== Task objective ==
Work out how many lines of the data hold the string "Reanalisi", and reply with that number alone.

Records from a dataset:
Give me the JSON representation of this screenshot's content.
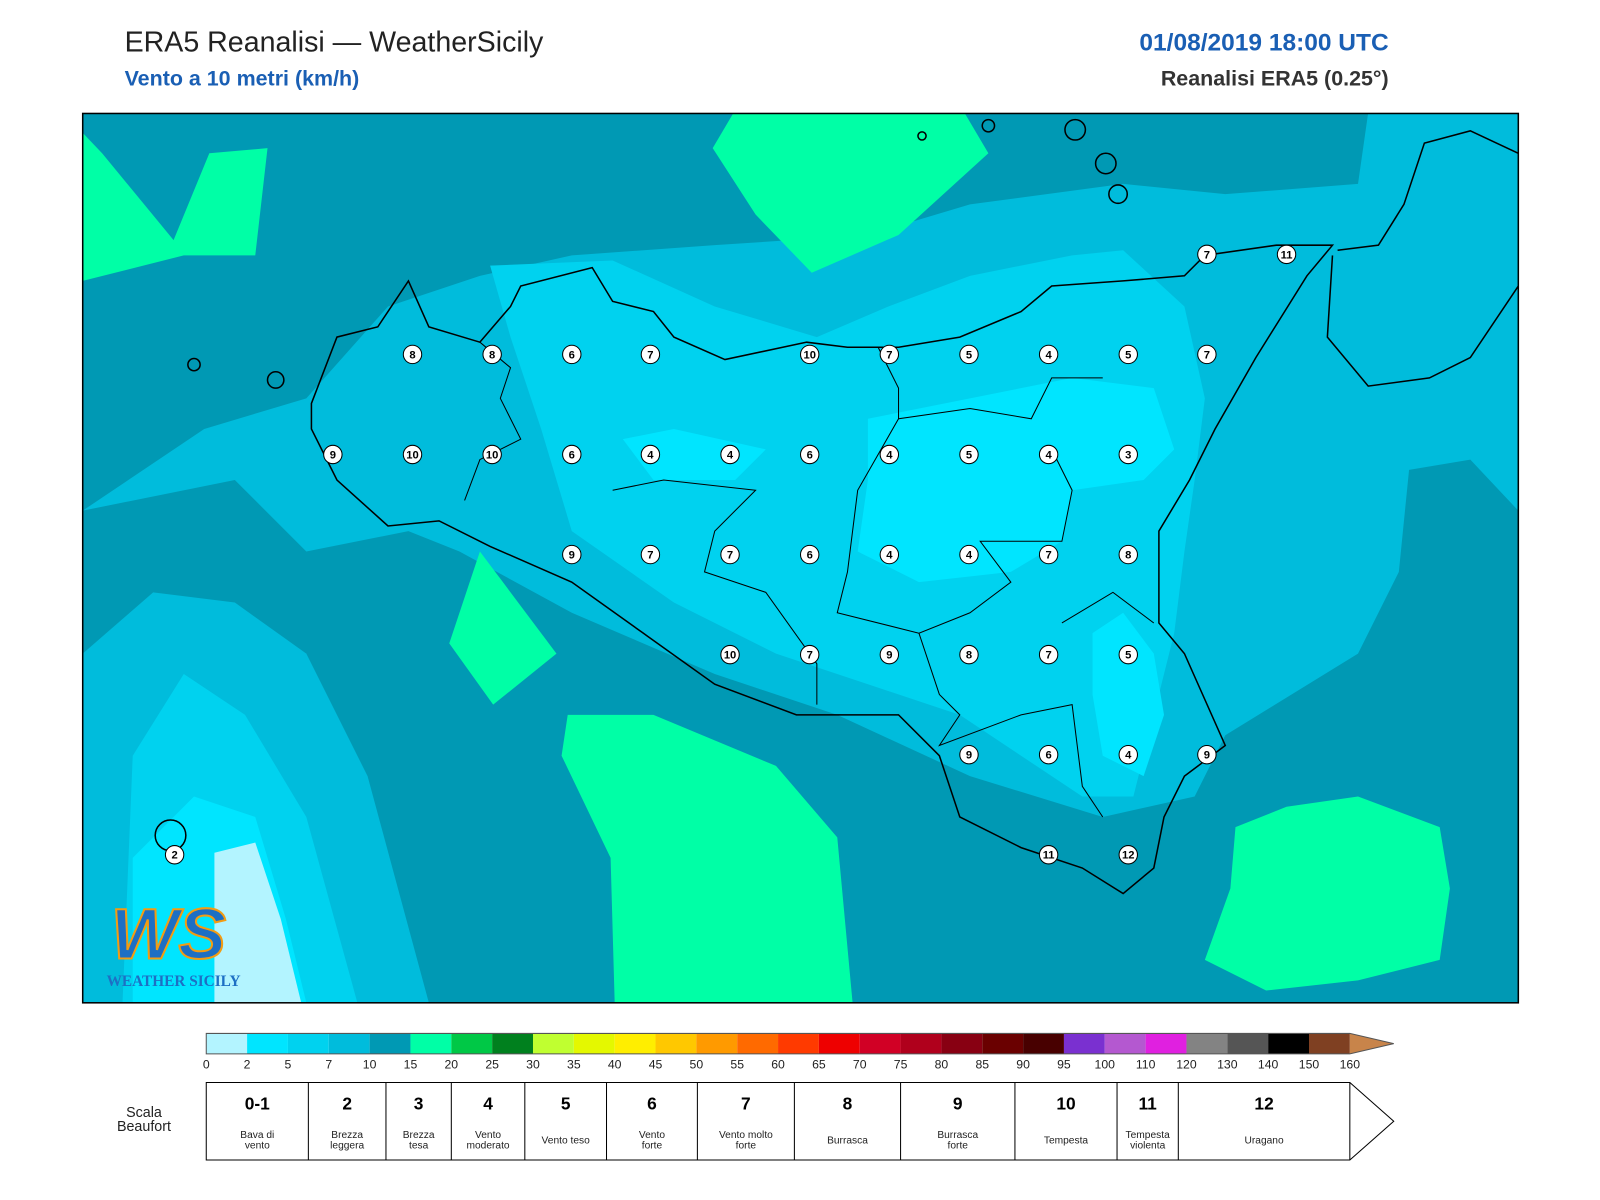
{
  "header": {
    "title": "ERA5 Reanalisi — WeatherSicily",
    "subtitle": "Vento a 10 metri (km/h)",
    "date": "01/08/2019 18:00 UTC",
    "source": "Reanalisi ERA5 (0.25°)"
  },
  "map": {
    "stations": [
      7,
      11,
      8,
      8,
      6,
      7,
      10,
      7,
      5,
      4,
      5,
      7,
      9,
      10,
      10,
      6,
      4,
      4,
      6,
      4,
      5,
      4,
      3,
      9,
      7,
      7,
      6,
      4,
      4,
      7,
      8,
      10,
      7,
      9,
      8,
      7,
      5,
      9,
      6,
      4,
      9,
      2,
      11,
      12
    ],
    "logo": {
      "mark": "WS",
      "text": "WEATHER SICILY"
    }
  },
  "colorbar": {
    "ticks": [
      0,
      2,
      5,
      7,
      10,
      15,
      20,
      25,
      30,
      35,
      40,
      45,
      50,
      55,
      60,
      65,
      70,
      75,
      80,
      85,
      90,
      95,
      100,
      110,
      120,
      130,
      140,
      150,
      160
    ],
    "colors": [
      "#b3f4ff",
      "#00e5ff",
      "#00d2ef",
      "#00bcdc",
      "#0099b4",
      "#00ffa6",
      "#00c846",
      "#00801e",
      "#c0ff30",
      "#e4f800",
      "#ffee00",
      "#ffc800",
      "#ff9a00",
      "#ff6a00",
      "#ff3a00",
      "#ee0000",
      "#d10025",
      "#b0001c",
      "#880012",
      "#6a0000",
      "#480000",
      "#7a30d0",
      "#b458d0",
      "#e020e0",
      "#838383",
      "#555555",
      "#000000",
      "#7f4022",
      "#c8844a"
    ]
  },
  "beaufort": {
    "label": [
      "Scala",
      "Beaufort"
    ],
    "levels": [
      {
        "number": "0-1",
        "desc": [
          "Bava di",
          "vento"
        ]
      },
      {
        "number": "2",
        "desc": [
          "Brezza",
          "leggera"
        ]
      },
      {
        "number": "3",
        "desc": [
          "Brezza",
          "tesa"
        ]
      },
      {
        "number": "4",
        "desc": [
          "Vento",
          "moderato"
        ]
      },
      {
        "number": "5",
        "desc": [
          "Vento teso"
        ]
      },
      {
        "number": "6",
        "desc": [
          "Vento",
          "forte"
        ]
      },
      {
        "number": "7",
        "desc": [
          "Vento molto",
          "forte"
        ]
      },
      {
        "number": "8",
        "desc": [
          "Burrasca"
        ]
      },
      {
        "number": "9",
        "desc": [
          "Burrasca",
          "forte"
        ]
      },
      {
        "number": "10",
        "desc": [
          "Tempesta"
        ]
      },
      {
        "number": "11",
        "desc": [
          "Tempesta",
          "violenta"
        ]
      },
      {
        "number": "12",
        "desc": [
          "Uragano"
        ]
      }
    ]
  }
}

== Exercise answer ==
2